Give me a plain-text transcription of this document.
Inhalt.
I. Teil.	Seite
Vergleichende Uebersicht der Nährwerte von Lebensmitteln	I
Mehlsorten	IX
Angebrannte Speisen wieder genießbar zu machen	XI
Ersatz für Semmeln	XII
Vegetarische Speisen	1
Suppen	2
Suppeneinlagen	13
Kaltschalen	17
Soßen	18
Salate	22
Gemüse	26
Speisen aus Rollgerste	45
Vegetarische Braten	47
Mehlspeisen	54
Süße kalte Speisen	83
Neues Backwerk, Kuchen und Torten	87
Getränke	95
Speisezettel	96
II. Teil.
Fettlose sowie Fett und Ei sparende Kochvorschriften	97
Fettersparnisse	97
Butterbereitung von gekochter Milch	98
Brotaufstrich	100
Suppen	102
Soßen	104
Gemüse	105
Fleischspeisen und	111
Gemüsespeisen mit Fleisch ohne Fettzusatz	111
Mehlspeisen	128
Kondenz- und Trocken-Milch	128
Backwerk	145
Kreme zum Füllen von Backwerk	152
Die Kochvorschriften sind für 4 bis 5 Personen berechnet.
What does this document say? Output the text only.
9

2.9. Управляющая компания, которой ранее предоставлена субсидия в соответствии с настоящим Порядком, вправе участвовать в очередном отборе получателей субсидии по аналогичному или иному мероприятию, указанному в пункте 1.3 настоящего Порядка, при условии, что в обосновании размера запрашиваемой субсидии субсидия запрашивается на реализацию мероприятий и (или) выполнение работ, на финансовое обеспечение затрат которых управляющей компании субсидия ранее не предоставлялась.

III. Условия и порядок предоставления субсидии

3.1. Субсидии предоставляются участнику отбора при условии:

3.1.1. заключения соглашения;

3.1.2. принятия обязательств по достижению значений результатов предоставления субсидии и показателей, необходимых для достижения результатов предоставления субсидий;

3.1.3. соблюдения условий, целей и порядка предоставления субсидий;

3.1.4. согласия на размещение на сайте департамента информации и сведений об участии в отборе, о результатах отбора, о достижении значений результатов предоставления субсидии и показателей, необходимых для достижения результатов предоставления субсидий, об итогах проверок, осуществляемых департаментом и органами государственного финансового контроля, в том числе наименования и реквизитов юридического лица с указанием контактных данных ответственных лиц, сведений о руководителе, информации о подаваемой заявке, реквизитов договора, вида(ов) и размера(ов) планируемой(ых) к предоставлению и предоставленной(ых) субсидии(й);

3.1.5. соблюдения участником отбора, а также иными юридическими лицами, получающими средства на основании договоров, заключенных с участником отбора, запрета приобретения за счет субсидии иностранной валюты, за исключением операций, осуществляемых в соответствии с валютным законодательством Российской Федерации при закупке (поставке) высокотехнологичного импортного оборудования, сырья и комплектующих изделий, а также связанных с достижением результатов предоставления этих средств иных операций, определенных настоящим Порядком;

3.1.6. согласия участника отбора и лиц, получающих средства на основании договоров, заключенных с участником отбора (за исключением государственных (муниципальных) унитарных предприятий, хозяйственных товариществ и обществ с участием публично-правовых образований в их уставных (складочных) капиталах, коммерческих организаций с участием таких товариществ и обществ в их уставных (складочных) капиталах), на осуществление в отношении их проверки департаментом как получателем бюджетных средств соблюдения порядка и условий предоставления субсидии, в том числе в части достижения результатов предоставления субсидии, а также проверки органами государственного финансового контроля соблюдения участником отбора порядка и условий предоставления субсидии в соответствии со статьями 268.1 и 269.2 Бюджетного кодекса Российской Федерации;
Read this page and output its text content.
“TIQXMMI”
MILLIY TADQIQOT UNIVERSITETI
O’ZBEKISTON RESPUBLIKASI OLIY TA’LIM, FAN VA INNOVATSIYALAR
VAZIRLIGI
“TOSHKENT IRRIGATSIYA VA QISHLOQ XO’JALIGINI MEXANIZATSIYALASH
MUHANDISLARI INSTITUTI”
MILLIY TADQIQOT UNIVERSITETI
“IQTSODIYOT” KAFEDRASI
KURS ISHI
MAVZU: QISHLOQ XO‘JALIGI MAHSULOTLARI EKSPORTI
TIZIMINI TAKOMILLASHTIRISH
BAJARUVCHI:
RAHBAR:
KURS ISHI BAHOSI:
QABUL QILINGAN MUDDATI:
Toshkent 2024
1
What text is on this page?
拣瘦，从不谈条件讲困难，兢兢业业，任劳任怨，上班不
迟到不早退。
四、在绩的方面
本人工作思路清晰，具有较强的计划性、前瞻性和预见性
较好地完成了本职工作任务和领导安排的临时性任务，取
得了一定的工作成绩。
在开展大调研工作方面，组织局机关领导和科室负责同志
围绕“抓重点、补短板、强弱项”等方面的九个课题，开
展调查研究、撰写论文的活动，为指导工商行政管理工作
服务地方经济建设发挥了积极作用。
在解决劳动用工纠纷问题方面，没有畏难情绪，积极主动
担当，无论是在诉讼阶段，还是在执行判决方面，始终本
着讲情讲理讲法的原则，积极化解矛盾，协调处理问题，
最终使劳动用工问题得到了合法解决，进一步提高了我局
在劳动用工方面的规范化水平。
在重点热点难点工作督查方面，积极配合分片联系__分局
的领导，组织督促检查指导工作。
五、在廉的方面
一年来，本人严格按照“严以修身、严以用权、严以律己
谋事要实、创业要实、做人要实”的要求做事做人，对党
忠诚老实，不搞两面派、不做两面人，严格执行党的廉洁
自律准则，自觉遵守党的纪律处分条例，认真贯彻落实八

● **EXERCISE PROMPT**
Copy each entry exactly, with nothing added or dropped.

● **THE COMPLETED TASK**
Give me a plain-text transcription of this document.
Inhalt.
I. Teil.	Seite
Vergleichende Uebersicht der Nährwerte von Lebensmitteln	I
Mehlsorten	IX
Angebrannte Speisen wieder genießbar zu machen	XI
Ersatz für Semmeln	XII
Vegetarische Speisen	1
Suppen	2
Suppeneinlagen	13
Kaltschalen	17
Soßen	18
Salate	22
Gemüse	26
Speisen aus Rollgerste	45
Vegetarische Braten	47
Mehlspeisen	54
Süße kalte Speisen	83
Neues Backwerk, Kuchen und Torten	87
Getränke	95
Speisezettel	96
II. Teil.
Fettlose sowie Fett und Ei sparende Kochvorschriften	97
Fettersparnisse	97
Butterbereitung von gekochter Milch	98
Brotaufstrich	100
Suppen	102
Soßen	104
Gemüse	105
Fleischspeisen und	111
Gemüsespeisen mit Fleisch ohne Fettzusatz	111
Mehlspeisen	128
Kondenz- und Trocken-Milch	128
Backwerk	145
Kreme zum Füllen von Backwerk	152
Die Kochvorschriften sind für 4 bis 5 Personen berechnet.
What does this document say? Output the text only.
9

2.9. Управляющая компания, которой ранее предоставлена субсидия в соответствии с настоящим Порядком, вправе участвовать в очередном отборе получателей субсидии по аналогичному или иному мероприятию, указанному в пункте 1.3 настоящего Порядка, при условии, что в обосновании размера запрашиваемой субсидии субсидия запрашивается на реализацию мероприятий и (или) выполнение работ, на финансовое обеспечение затрат которых управляющей компании субсидия ранее не предоставлялась.

III. Условия и порядок предоставления субсидии

3.1. Субсидии предоставляются участнику отбора при условии:

3.1.1. заключения соглашения;

3.1.2. принятия обязательств по достижению значений результатов предоставления субсидии и показателей, необходимых для достижения результатов предоставления субсидий;

3.1.3. соблюдения условий, целей и порядка предоставления субсидий;

3.1.4. согласия на размещение на сайте департамента информации и сведений об участии в отборе, о результатах отбора, о достижении значений результатов предоставления субсидии и показателей, необходимых для достижения результатов предоставления субсидий, об итогах проверок, осуществляемых департаментом и органами государственного финансового контроля, в том числе наименования и реквизитов юридического лица с указанием контактных данных ответственных лиц, сведений о руководителе, информации о подаваемой заявке, реквизитов договора, вида(ов) и размера(ов) планируемой(ых) к предоставлению и предоставленной(ых) субсидии(й);

3.1.5. соблюдения участником отбора, а также иными юридическими лицами, получающими средства на основании договоров, заключенных с участником отбора, запрета приобретения за счет субсидии иностранной валюты, за исключением операций, осуществляемых в соответствии с валютным законодательством Российской Федерации при закупке (поставке) высокотехнологичного импортного оборудования, сырья и комплектующих изделий, а также связанных с достижением результатов предоставления этих средств иных операций, определенных настоящим Порядком;

3.1.6. согласия участника отбора и лиц, получающих средства на основании договоров, заключенных с участником отбора (за исключением государственных (муниципальных) унитарных предприятий, хозяйственных товариществ и обществ с участием публично-правовых образований в их уставных (складочных) капиталах, коммерческих организаций с участием таких товариществ и обществ в их уставных (складочных) капиталах), на осуществление в отношении их проверки департаментом как получателем бюджетных средств соблюдения порядка и условий предоставления субсидии, в том числе в части достижения результатов предоставления субсидии, а также проверки органами государственного финансового контроля соблюдения участником отбора порядка и условий предоставления субсидии в соответствии со статьями 268.1 и 269.2 Бюджетного кодекса Российской Федерации;
Read this page and output its text content.
“TIQXMMI”
MILLIY TADQIQOT UNIVERSITETI
O’ZBEKISTON RESPUBLIKASI OLIY TA’LIM, FAN VA INNOVATSIYALAR
VAZIRLIGI
“TOSHKENT IRRIGATSIYA VA QISHLOQ XO’JALIGINI MEXANIZATSIYALASH
MUHANDISLARI INSTITUTI”
MILLIY TADQIQOT UNIVERSITETI
“IQTSODIYOT” KAFEDRASI
KURS ISHI
MAVZU: QISHLOQ XO‘JALIGI MAHSULOTLARI EKSPORTI
TIZIMINI TAKOMILLASHTIRISH
BAJARUVCHI:
RAHBAR:
KURS ISHI BAHOSI:
QABUL QILINGAN MUDDATI:
Toshkent 2024
1
What text is on this page?
拣瘦，从不谈条件讲困难，兢兢业业，任劳任怨，上班不
迟到不早退。
四、在绩的方面
本人工作思路清晰，具有较强的计划性、前瞻性和预见性
较好地完成了本职工作任务和领导安排的临时性任务，取
得了一定的工作成绩。
在开展大调研工作方面，组织局机关领导和科室负责同志
围绕“抓重点、补短板、强弱项”等方面的九个课题，开
展调查研究、撰写论文的活动，为指导工商行政管理工作
服务地方经济建设发挥了积极作用。
在解决劳动用工纠纷问题方面，没有畏难情绪，积极主动
担当，无论是在诉讼阶段，还是在执行判决方面，始终本
着讲情讲理讲法的原则，积极化解矛盾，协调处理问题，
最终使劳动用工问题得到了合法解决，进一步提高了我局
在劳动用工方面的规范化水平。
在重点热点难点工作督查方面，积极配合分片联系__分局
的领导，组织督促检查指导工作。
五、在廉的方面
一年来，本人严格按照“严以修身、严以用权、严以律己
谋事要实、创业要实、做人要实”的要求做事做人，对党
忠诚老实，不搞两面派、不做两面人，严格执行党的廉洁
自律准则，自觉遵守党的纪律处分条例，认真贯彻落实八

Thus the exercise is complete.